* EXCERPT
Captured via an onboard GoPro camera during Falcon Heavy’s June 25th launch of the USAF Space Test Program-2 (STP-2) mission, the minute-long cut shows off a light show more indicative of a spacecraft entering hyperspace than the slightly more mundane reality. Shortly after SpaceX posted the reentry video, CEO Elon Musk followed up with a video showing a fairing’s gentle landing in Ms. Tree’s net. More likely than not, the fairing with the camera attached and the fairing that became the first to successfully land in Mr. Steven’s (now GO Ms. Tree’s) net are the same half. Regardless, the videos help document a major step forward towards SpaceX’s ultimate goal of fairing reuse.

“In a pleasant, last-minute surprise, SpaceX fairing recovery vessel Mr. Steven has departed Port Canaveral for its first Falcon fairing catch attempt in more than half a year. The speedy ship has already traveled more than 1250 km (800 mi) in ~48 hours and should soon be in position to attempt recovery of Falcon Heavy Flight 3’s payload fairing halves.

Over the last week or two, Mr. Steven has been officially renamed to GO Ms. Tree, a strong indicator that Guice Offshore (GO) – a company SpaceX is heavily involved with – has acquired the vessel from financially troubled owner/operator Sea-Tran Marine. With this likely acquisition, nearly all of SpaceX’s non-drone ship vessels are now leased from – and partially operated by – GO. The name change is undeniably bittersweet for those that have been following Mr. Steven’s fairing recovery journey from the beginning. However, it’s also more than a little fitting given that the vessel switched coasts and suffered an accident that forced SpaceX to replace the entirety of its arm-boom-net assembly. Much of Mr. Steven – now GO Ms. Tree – has been replaced in the last few months and with any luck, the vessel is better equipped than ever before to snag its first Falcon fairing(s) out of the air.”

* RAW DATA
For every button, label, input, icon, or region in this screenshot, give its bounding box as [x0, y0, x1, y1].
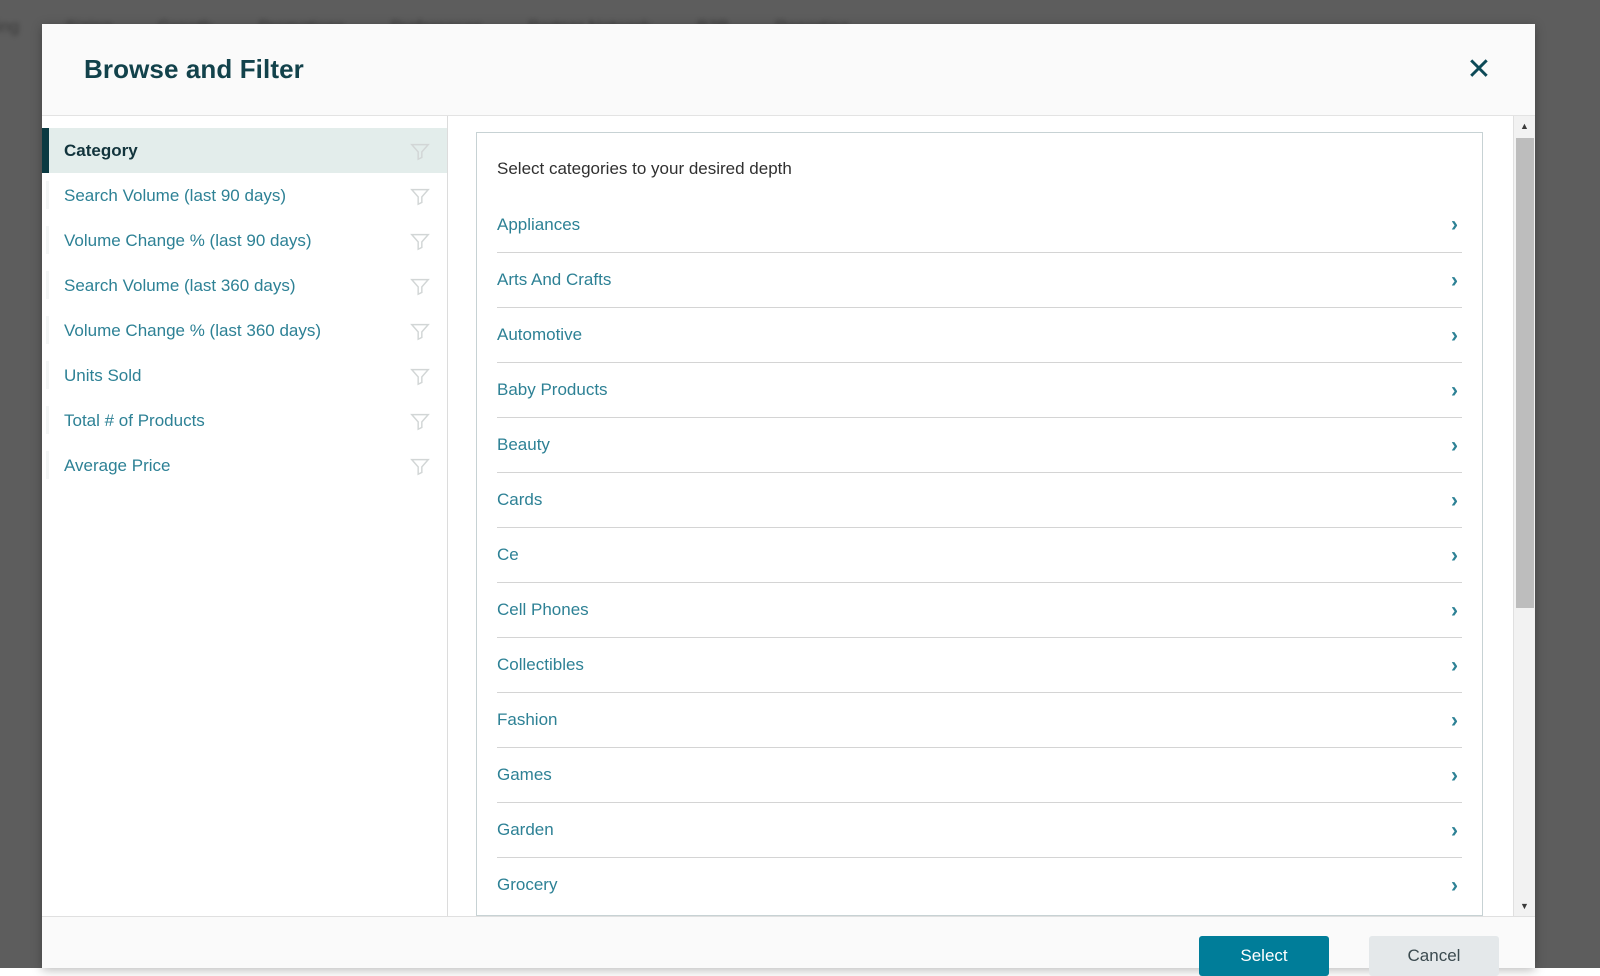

* REQUIRED WORK
1. According to the fairing recovery excerpt, why is the renaming of Mr. Steven to GO Ms. Tree considered fitting?
2. Answer these questions from the fairing recovery excerpt:
(a) During which launch was the onboard GoPro footage captured?
(b) How far had Mr. Steven traveled in about 48 hours?
(c) From which owner/operator did Guice Offshore likely acquire the vessel?
The listing is drawn from a separate source and is unrelated to the text.

* TASK RESPONSES
1. The renaming is considered fitting because the vessel switched coasts and suffered an accident that forced SpaceX to replace its entire arm-boom-net assembly. Much of the vessel has been replaced in the last few months.

2.
(a) Falcon Heavy's June 25th launch of the USAF Space Test Program-2 (STP-2) mission.
(b) More than 1250 km (800 mi).
(c) Sea-Tran Marine.